[Stored items from a collection]:
..........
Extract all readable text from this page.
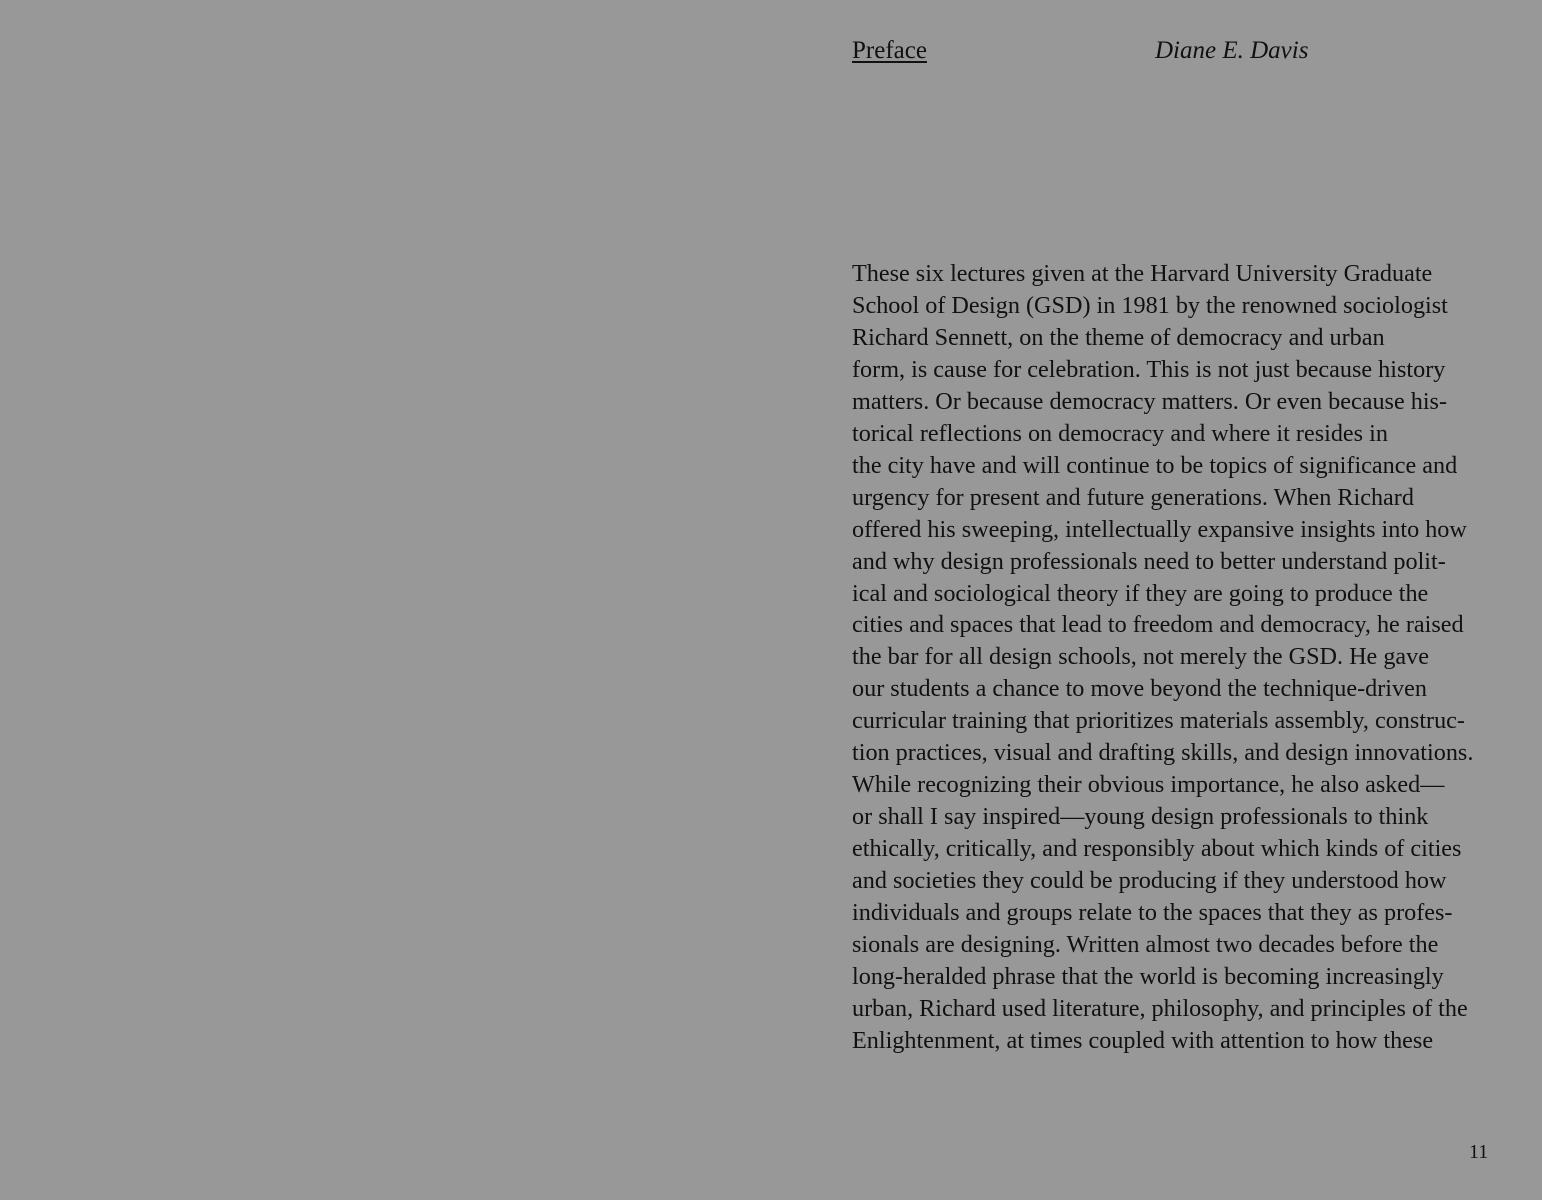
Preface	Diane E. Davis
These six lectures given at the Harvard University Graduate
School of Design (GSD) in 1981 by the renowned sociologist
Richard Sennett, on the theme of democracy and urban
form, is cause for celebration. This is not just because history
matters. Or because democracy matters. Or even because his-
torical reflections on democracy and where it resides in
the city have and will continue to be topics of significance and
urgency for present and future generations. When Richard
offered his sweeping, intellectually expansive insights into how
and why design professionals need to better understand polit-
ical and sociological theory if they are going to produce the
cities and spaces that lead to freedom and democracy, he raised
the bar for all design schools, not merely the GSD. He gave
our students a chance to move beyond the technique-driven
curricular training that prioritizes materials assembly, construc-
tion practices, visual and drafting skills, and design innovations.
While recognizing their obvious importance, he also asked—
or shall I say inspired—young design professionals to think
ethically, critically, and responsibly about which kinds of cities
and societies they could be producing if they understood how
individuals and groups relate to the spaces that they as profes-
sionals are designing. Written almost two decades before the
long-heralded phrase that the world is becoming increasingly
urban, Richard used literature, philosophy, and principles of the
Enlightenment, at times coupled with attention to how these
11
..........
[Given exercise]:
Pick out the lines above that hold the string "spaces" and show them.

[Correct response]:
cities and spaces that lead to freedom and democracy, he raised
individuals and groups relate to the spaces that they as profes-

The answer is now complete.